Source data
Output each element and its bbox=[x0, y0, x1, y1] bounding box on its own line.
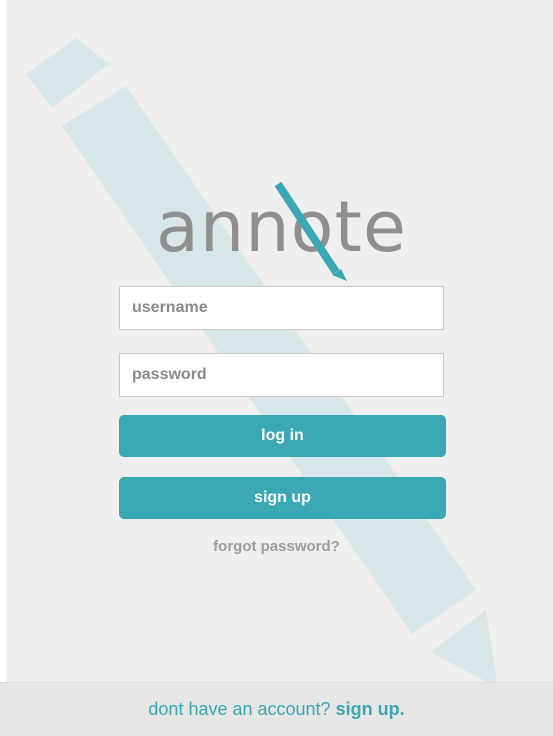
password-input[interactable] bbox=[119, 353, 444, 397]
annote-logo: annote bbox=[6, 180, 553, 281]
footer-signup-link[interactable]: sign up. bbox=[336, 699, 405, 719]
username-input[interactable] bbox=[119, 286, 444, 330]
signup-button[interactable]: sign up bbox=[119, 477, 446, 519]
footer-bar: dont have an account? sign up. bbox=[0, 682, 553, 736]
logo-pencil-icon bbox=[274, 181, 347, 281]
footer-prompt-text: dont have an account? bbox=[148, 699, 331, 719]
forgot-password-link[interactable]: forgot password? bbox=[0, 538, 553, 555]
login-button[interactable]: log in bbox=[119, 415, 446, 457]
footer-signup-prompt: dont have an account? sign up. bbox=[0, 699, 553, 720]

Exercise brief
Copy the lines above word for word, leaving out the picture.

Task output
Output each element and its bbox=[x0, y0, x1, y1] bounding box on its own line.
password-input[interactable] bbox=[119, 353, 444, 397]
annote-logo: annote bbox=[6, 180, 553, 281]
footer-signup-link[interactable]: sign up. bbox=[336, 699, 405, 719]
username-input[interactable] bbox=[119, 286, 444, 330]
signup-button[interactable]: sign up bbox=[119, 477, 446, 519]
footer-bar: dont have an account? sign up. bbox=[0, 682, 553, 736]
logo-pencil-icon bbox=[274, 181, 347, 281]
footer-prompt-text: dont have an account? bbox=[148, 699, 331, 719]
forgot-password-link[interactable]: forgot password? bbox=[0, 538, 553, 555]
login-button[interactable]: log in bbox=[119, 415, 446, 457]
footer-signup-prompt: dont have an account? sign up. bbox=[0, 699, 553, 720]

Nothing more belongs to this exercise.